(Collected data)
»»

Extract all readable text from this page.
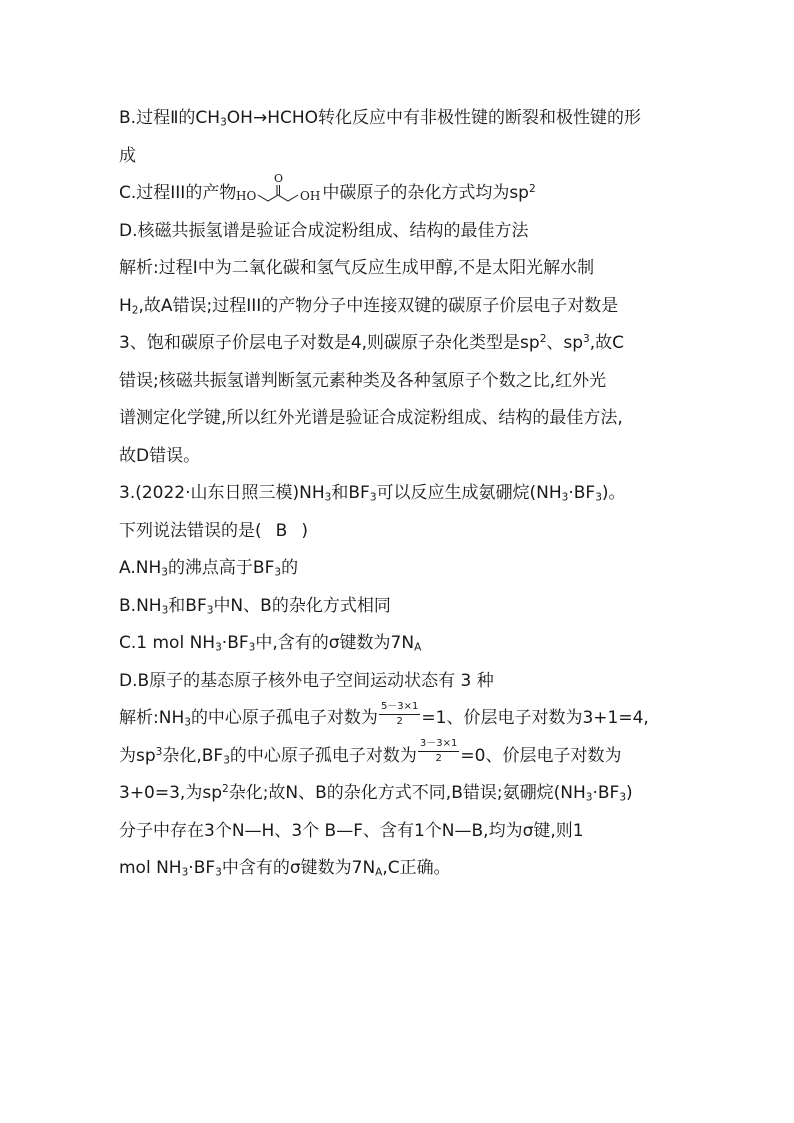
B.过程Ⅱ的$CH_3OH\to HCHO$转化反应中有非极性键的断裂和极性键的形
成
C.过程III的产物 HO
O
OH 中碳原子的杂化方式均为$sp^2$
D.核磁共振氢谱是验证合成淀粉组成、结构的最佳方法
解析:过程Ⅰ中为二氧化碳和氢气反应生成甲醇,不是太阳光解水制
$H_2$,故A错误;过程III的产物分子中连接双键的碳原子价层电子对数是
3、饱和碳原子价层电子对数是4,则碳原子杂化类型是$sp^2$、$sp^3$,故C
错误;核磁共振氢谱判断氢元素种类及各种氢原子个数之比,红外光
谱测定化学键,所以红外光谱是验证合成淀粉组成、结构的最佳方法,
故D错误。
3.(2022·山东日照三模)$NH_3$和$BF_3$可以反应生成氨硼烷$(NH_3\cdot BF_3)$。
下列说法错误的是( B )
$A.NH_3$的沸点高于$BF_3$的
$B.NH_3$和$BF_3$中N、B的杂化方式相同
C.1 mol $NH_3\cdot BF_3$中,含有的σ键数为$7N_A$
D.B原子的基态原子核外电子空间运动状态有 3 种
解析$:NH_3$的中心原子孤电子对数为 $\frac{5-3\times 1}{2} =1$、价层电子对数为3+1=4,
为$sp^3$杂化$,BF_3$的中心原子孤电子对数为 $\frac{3-3\times 1}{2} =0$、价层电子对数为
3+0=3,为$sp^2$杂化;故N、B的杂化方式不同,B错误;氨硼烷$(NH_3\cdot BF_3)$
分子中存在3个N—H、3个 B—F、含有1个N—B,均为σ键,则1
mol $NH_3\cdot BF_3$中含有的σ键数为$7N_A,C$正确。
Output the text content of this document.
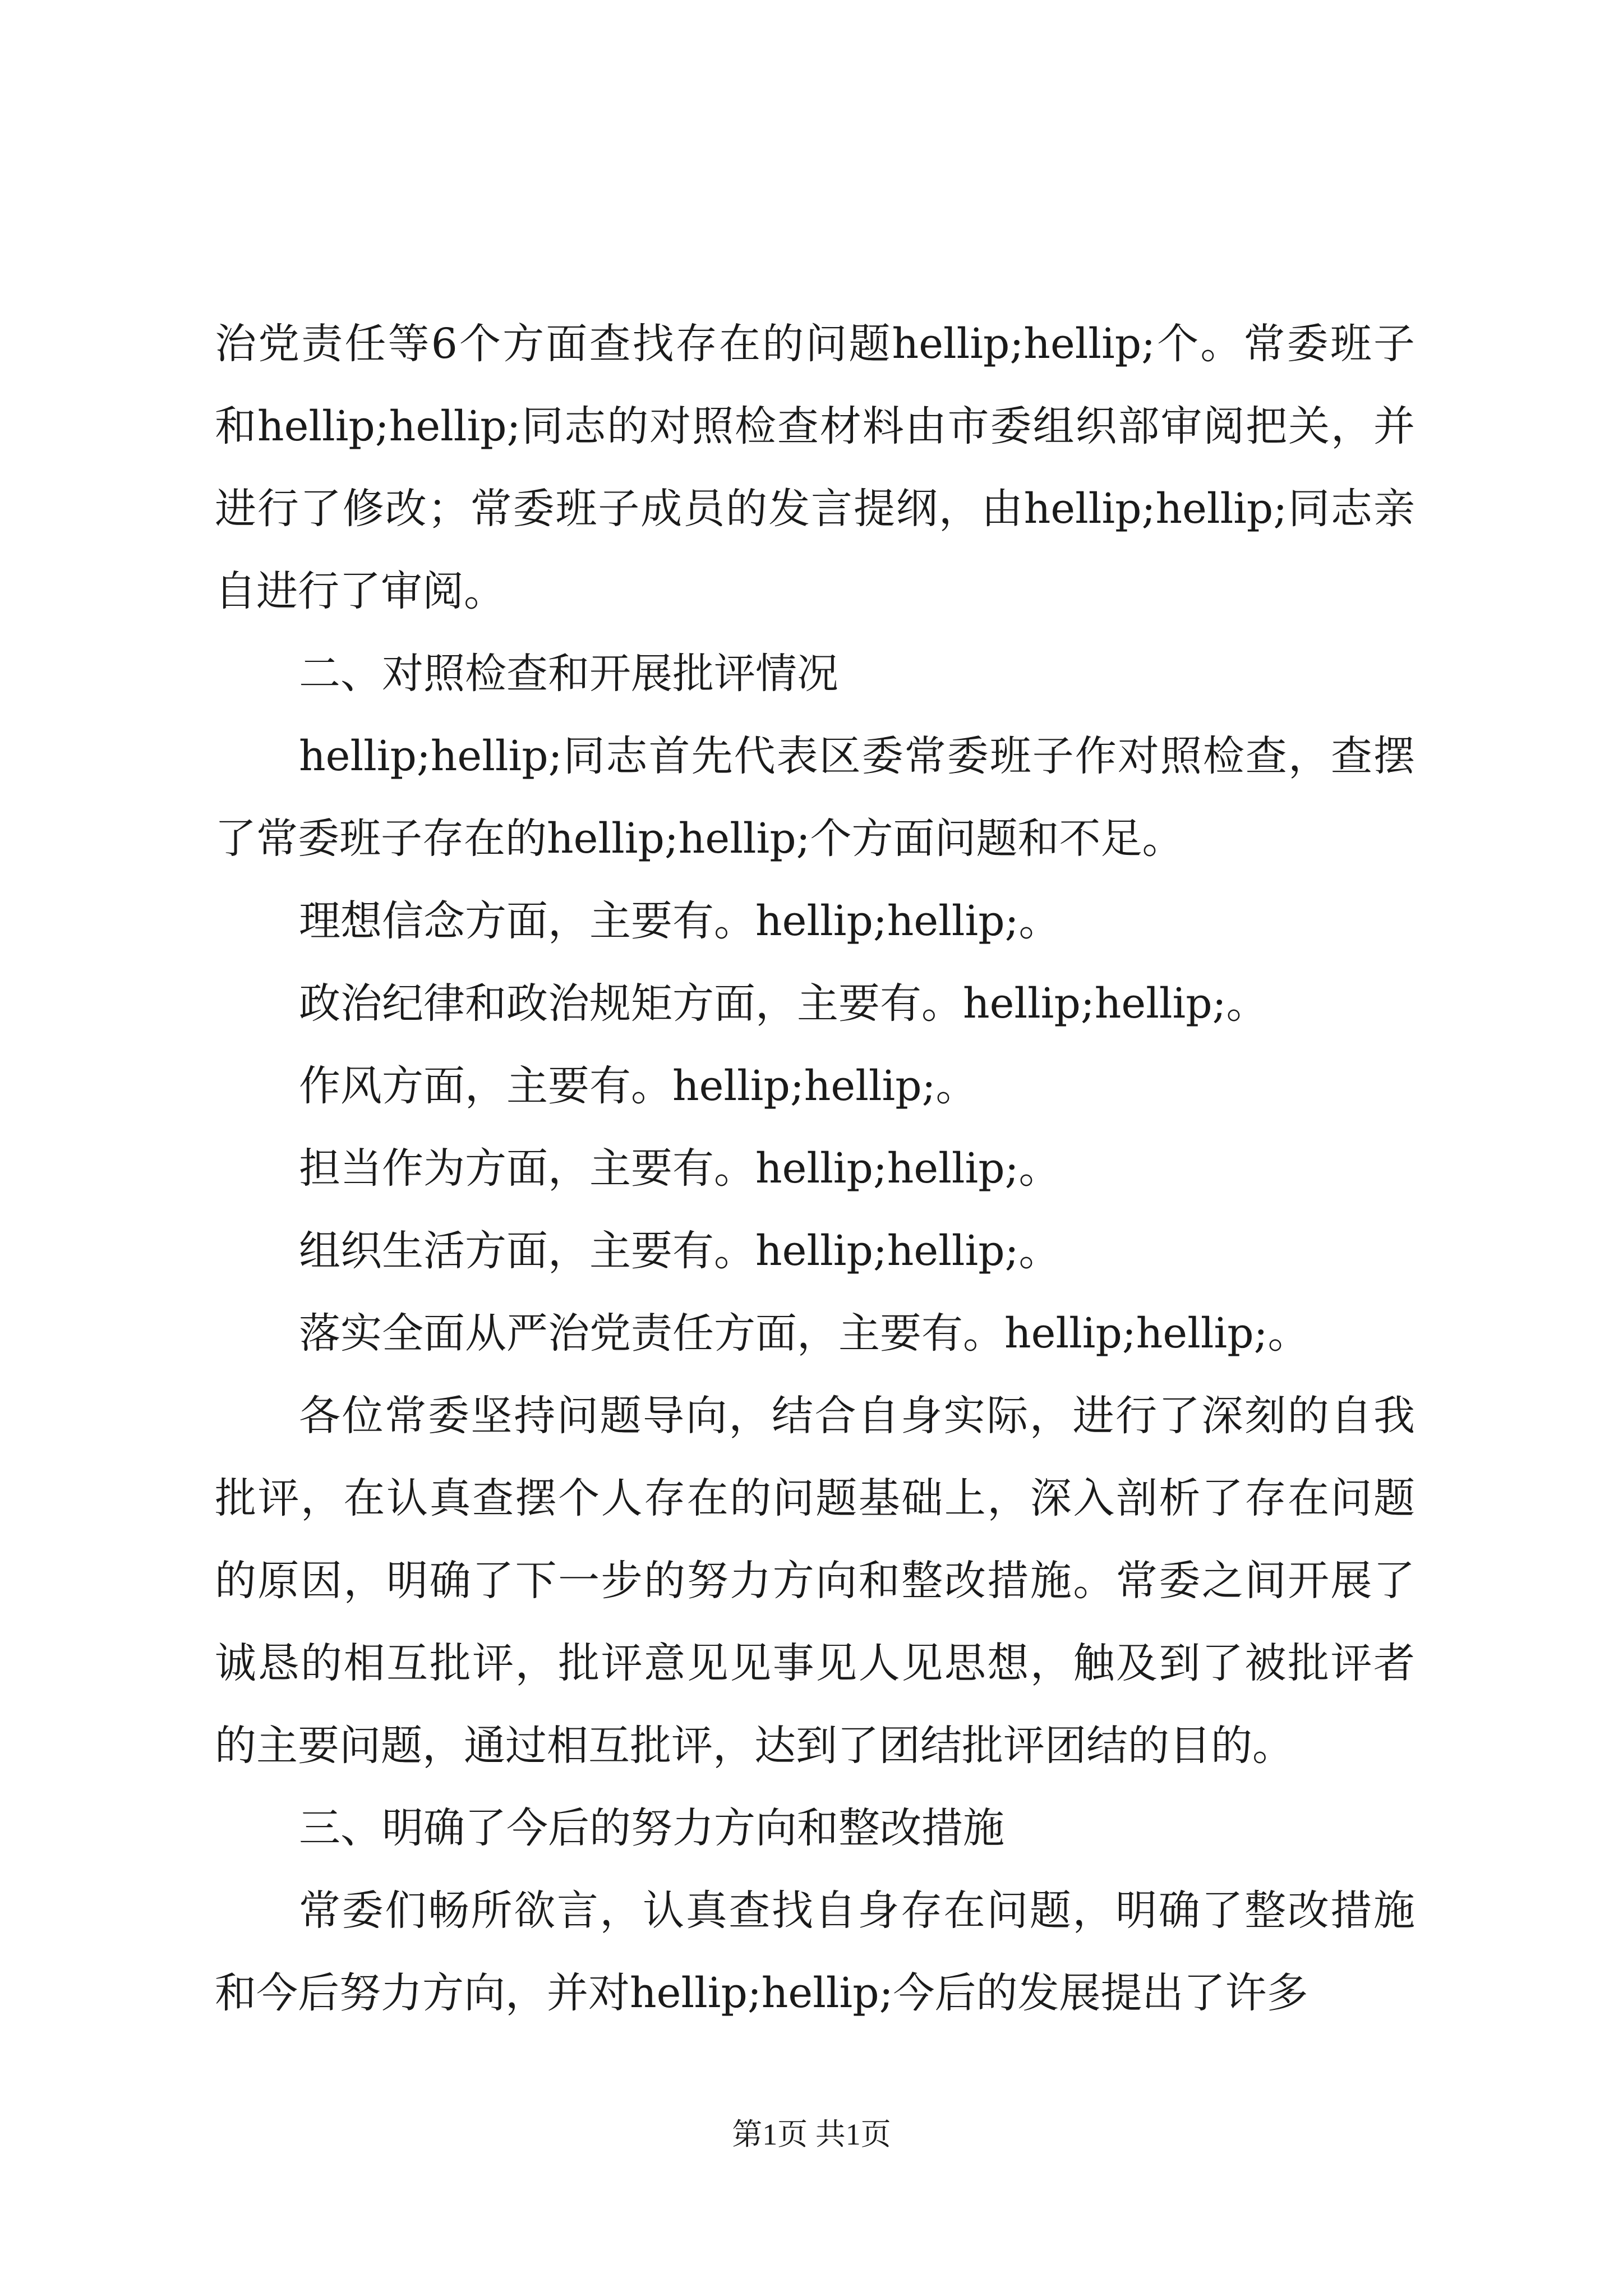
治党责任等6个方面查找存在的问题hellip;hellip;个。常委班子和hellip;hellip;同志的对照检查材料由市委组织部审阅把关，并进行了修改；常委班子成员的发言提纲，由hellip;hellip;同志亲自进行了审阅。

二、对照检查和开展批评情况

hellip;hellip;同志首先代表区委常委班子作对照检查，查摆了常委班子存在的hellip;hellip;个方面问题和不足。

理想信念方面，主要有。hellip;hellip;。

政治纪律和政治规矩方面，主要有。hellip;hellip;。

作风方面，主要有。hellip;hellip;。

担当作为方面，主要有。hellip;hellip;。

组织生活方面，主要有。hellip;hellip;。

落实全面从严治党责任方面，主要有。hellip;hellip;。

各位常委坚持问题导向，结合自身实际，进行了深刻的自我批评，在认真查摆个人存在的问题基础上，深入剖析了存在问题的原因，明确了下一步的努力方向和整改措施。常委之间开展了诚恳的相互批评，批评意见见事见人见思想，触及到了被批评者的主要问题，通过相互批评，达到了团结批评团结的目的。

三、明确了今后的努力方向和整改措施

常委们畅所欲言，认真查找自身存在问题，明确了整改措施和今后努力方向，并对hellip;hellip;今后的发展提出了许多

第1页 共1页
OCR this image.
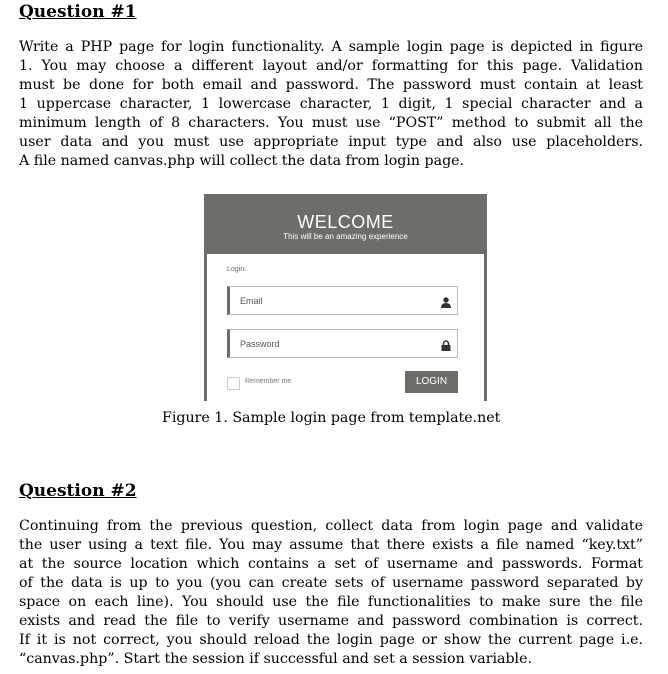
Question #1
Write a PHP page for login functionality. A sample login page is depicted in figure
1. You may choose a different layout and/or formatting for this page. Validation
must be done for both email and password. The password must contain at least
1 uppercase character, 1 lowercase character, 1 digit, 1 special character and a
minimum length of 8 characters. You must use “POST” method to submit all the
user data and you must use appropriate input type and also use placeholders.
A file named canvas.php will collect the data from login page.
WELCOME
This will be an amazing experience
Login:
Email
Password
Remember me	LOGIN
Figure 1. Sample login page from template.net
Question #2
Continuing from the previous question, collect data from login page and validate
the user using a text file. You may assume that there exists a file named “key.txt”
at the source location which contains a set of username and passwords. Format
of the data is up to you (you can create sets of username password separated by
space on each line). You should use the file functionalities to make sure the file
exists and read the file to verify username and password combination is correct.
If it is not correct, you should reload the login page or show the current page i.e.
“canvas.php”. Start the session if successful and set a session variable.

««

> _What you have to do_:
Check each line of the records for the word "cdot", and show the lines that contain it.

> _Complete response_:
3.(2022·山东日照三模)$NH_3$和$BF_3$可以反应生成氨硼烷$(NH_3\cdot BF_3)$。
C.1 mol $NH_3\cdot BF_3$中,含有的σ键数为$7N_A$
3+0=3,为$sp^2$杂化;故N、B的杂化方式不同,B错误;氨硼烷$(NH_3\cdot BF_3)$
mol $NH_3\cdot BF_3$中含有的σ键数为$7N_A,C$正确。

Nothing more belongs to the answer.